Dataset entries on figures
____________________
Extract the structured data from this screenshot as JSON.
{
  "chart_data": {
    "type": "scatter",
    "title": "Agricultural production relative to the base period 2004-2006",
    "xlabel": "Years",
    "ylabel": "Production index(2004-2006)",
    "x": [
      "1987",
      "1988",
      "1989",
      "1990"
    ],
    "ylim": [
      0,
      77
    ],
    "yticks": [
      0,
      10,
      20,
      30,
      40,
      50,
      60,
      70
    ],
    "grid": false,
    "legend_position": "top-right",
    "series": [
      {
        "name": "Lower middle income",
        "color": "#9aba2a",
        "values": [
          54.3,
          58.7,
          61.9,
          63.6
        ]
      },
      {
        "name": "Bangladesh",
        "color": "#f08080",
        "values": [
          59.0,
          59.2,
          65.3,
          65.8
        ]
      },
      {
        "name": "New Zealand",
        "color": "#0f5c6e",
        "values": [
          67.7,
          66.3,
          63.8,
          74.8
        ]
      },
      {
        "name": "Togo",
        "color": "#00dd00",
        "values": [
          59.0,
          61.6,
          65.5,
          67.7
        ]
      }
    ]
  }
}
____________________
Problem to work on >> Each line holding "name" must be found and copied.

Correct answer >>
        "name": "Lower middle income",
        "name": "Bangladesh",
        "name": "New Zealand",
        "name": "Togo",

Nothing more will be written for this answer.